Report only the number of lines holding "CRÓNICAS".

[start DATA LINES]

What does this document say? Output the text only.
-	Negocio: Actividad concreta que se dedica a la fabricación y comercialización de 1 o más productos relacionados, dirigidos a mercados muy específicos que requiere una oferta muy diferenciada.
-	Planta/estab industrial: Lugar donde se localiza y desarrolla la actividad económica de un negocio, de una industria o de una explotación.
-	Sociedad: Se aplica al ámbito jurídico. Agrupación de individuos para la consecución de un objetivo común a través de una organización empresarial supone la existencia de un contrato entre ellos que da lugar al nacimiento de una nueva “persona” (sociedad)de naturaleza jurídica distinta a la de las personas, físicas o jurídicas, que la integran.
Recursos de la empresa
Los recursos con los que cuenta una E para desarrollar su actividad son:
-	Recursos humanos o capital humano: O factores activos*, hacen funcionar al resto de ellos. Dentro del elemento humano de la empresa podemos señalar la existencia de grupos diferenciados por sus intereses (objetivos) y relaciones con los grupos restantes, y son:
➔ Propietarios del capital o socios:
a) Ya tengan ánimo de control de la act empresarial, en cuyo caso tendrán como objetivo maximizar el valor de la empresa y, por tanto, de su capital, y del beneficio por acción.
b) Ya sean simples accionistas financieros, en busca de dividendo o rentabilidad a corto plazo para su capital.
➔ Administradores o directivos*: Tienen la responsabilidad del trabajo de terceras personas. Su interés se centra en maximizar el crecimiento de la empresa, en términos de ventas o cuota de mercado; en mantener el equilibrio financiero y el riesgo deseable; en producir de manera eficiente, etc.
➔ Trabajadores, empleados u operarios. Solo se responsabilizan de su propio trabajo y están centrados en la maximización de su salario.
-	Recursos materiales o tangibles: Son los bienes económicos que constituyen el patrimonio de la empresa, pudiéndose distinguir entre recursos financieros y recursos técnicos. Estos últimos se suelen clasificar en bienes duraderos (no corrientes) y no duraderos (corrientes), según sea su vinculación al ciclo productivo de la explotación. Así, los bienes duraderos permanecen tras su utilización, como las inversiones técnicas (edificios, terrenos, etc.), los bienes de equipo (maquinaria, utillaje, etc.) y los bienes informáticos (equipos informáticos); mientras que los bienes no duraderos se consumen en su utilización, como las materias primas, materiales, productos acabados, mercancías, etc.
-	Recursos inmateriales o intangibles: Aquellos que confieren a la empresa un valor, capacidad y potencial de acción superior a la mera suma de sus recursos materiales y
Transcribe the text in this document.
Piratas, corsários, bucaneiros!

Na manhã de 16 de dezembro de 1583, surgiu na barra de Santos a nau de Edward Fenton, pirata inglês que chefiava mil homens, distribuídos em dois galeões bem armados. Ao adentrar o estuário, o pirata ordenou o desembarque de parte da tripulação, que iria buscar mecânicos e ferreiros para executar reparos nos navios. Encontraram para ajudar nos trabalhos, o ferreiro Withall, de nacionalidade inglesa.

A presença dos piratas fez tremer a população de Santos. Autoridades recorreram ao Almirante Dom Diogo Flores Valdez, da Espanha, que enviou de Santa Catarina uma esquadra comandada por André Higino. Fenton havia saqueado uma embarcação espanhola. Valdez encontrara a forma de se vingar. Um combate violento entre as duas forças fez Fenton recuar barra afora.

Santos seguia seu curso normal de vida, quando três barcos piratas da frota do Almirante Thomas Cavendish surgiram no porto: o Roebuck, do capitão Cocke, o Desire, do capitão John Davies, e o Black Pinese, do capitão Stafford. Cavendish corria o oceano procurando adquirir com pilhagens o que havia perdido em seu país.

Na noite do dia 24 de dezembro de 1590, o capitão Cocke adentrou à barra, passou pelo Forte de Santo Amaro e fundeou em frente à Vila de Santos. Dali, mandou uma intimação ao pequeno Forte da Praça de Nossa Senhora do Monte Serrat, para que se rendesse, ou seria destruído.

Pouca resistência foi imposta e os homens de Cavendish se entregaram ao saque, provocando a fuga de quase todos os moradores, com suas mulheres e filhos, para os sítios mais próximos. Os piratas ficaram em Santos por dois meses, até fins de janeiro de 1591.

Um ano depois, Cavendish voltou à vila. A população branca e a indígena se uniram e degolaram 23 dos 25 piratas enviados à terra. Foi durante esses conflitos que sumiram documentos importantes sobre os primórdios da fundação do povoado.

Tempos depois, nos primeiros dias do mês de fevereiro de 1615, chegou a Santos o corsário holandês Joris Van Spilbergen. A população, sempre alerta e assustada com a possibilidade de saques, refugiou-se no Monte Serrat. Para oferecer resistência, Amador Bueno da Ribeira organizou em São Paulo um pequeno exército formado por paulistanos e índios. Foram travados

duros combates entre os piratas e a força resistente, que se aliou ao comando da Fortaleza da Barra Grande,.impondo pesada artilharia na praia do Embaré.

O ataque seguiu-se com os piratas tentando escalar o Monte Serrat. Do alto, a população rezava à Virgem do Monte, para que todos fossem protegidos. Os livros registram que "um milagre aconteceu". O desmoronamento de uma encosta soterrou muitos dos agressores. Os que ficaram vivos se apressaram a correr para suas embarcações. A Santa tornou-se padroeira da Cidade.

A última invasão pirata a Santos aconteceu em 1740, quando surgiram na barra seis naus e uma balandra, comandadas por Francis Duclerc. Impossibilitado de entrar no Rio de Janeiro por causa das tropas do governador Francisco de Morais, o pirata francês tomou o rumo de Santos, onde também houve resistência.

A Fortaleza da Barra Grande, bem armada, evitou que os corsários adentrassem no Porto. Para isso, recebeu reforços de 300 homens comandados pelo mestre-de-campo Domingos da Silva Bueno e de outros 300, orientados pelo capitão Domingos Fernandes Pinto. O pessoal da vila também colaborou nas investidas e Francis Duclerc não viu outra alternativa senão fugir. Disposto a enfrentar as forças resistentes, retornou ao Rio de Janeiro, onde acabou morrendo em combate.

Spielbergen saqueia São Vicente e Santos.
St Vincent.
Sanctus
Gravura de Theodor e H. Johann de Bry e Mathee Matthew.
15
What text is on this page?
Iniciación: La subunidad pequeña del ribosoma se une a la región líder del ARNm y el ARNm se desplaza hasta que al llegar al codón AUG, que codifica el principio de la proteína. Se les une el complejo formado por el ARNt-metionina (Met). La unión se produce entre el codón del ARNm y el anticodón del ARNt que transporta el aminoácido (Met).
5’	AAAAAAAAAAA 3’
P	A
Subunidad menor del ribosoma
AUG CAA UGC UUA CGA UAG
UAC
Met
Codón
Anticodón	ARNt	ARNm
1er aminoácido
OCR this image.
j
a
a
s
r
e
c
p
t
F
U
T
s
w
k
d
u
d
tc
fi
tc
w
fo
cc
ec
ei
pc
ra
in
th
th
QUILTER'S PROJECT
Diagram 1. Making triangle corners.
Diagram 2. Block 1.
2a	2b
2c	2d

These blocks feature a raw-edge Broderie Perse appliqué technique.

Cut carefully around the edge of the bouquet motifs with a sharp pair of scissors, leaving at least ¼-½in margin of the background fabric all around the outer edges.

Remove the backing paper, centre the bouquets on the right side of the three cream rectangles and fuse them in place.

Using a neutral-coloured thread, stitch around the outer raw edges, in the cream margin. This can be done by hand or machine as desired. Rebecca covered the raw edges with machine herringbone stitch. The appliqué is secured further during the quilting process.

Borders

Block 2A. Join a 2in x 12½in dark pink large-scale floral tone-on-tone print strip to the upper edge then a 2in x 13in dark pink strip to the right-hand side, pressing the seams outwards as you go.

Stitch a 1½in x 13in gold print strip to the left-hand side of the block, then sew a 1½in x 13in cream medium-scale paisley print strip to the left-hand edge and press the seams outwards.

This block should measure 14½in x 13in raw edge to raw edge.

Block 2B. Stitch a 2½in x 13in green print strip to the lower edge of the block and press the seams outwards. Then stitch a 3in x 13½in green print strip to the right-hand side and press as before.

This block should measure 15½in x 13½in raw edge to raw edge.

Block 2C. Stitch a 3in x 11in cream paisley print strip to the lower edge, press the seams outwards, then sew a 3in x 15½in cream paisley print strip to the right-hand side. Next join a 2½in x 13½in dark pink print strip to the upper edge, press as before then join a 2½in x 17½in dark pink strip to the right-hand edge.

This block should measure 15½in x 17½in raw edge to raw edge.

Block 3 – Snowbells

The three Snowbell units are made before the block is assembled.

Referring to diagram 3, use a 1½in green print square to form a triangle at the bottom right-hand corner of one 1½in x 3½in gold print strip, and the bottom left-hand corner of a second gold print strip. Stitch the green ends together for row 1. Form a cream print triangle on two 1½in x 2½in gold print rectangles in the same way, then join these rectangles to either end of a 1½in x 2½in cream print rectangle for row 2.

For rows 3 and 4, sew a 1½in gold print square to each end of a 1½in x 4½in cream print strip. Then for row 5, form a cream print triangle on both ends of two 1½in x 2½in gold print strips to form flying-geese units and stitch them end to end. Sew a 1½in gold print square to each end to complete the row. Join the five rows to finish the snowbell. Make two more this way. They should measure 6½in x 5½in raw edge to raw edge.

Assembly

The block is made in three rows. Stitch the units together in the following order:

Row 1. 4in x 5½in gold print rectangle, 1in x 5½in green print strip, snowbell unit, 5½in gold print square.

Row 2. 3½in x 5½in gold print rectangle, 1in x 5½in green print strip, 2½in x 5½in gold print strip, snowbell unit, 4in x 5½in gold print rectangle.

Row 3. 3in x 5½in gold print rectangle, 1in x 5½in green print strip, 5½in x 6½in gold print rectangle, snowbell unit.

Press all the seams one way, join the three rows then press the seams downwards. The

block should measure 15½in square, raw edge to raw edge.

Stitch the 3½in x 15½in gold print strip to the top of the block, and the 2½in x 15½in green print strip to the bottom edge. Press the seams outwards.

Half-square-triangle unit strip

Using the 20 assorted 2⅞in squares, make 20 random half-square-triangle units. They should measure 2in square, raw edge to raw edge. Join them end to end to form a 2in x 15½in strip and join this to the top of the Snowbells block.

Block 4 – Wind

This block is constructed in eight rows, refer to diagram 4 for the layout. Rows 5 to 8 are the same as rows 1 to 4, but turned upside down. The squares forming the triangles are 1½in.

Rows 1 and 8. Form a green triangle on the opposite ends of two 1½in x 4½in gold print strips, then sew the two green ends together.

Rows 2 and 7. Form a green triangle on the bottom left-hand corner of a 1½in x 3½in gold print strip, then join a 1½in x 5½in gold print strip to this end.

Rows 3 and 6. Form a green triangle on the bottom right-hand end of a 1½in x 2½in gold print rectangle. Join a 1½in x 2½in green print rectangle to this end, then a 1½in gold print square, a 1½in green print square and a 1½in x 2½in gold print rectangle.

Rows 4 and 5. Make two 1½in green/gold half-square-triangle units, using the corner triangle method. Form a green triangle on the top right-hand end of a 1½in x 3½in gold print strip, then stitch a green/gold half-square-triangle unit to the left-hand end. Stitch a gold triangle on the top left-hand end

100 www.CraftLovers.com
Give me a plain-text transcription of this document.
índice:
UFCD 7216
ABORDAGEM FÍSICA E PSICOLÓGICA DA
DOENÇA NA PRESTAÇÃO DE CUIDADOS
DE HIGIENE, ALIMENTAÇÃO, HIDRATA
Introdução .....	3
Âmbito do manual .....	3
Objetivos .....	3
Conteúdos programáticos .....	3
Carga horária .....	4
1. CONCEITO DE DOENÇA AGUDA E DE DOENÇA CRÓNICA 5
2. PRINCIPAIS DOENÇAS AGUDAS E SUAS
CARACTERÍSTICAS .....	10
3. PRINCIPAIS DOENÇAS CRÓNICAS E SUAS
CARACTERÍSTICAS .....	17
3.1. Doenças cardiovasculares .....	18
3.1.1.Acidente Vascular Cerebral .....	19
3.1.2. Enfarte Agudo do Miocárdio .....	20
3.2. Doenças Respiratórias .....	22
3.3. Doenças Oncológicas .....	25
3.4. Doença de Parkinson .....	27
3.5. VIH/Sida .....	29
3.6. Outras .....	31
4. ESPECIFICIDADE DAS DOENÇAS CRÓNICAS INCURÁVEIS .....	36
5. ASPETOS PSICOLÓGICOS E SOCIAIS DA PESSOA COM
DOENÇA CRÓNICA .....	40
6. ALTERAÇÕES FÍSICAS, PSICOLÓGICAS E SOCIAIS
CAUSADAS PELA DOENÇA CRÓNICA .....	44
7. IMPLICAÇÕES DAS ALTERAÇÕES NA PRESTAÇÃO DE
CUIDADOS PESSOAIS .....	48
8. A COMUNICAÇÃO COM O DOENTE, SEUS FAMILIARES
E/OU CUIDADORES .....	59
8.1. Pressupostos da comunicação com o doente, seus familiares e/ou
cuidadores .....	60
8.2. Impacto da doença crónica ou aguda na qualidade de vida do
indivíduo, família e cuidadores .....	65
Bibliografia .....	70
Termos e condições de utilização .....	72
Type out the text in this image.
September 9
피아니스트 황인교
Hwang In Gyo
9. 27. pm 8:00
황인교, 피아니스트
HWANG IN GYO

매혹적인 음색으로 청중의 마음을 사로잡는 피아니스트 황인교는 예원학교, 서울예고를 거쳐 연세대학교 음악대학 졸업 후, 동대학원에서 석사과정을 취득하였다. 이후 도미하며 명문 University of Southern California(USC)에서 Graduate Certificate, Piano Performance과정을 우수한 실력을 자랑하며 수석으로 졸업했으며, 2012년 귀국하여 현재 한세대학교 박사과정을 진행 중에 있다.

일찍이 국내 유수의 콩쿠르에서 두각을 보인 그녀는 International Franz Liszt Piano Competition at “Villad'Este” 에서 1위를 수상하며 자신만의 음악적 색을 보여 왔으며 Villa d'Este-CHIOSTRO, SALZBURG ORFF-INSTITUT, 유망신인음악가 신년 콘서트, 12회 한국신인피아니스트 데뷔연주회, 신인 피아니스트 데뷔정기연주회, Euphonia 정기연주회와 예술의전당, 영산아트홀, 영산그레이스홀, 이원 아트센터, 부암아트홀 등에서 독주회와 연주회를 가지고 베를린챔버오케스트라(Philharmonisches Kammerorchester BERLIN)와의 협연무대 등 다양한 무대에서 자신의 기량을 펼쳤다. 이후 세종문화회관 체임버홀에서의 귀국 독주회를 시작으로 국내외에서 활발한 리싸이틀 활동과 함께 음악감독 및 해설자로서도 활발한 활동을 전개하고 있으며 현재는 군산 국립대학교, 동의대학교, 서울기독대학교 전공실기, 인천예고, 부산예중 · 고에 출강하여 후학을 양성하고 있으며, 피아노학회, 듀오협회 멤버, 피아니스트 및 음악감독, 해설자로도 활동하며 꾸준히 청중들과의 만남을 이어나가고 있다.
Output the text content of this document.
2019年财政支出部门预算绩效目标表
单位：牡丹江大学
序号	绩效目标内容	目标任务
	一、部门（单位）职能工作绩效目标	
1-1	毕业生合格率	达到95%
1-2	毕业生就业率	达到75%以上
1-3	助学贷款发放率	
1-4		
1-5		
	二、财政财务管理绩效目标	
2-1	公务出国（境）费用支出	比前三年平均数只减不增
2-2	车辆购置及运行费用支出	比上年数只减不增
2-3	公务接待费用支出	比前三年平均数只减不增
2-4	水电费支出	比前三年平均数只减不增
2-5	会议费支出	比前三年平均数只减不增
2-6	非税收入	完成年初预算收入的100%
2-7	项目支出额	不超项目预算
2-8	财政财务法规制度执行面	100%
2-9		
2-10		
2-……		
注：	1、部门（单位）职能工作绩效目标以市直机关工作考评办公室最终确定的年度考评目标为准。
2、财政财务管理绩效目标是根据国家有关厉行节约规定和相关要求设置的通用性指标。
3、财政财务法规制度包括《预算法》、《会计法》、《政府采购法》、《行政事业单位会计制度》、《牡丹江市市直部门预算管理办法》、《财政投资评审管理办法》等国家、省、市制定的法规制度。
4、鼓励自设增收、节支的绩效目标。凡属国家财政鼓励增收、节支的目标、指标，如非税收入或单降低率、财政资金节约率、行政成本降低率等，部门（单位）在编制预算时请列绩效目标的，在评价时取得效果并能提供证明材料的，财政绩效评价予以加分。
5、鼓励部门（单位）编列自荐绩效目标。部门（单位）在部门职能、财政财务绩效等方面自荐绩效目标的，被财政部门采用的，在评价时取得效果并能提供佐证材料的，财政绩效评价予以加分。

[end DATA LINES]

** THE ANSWER **
2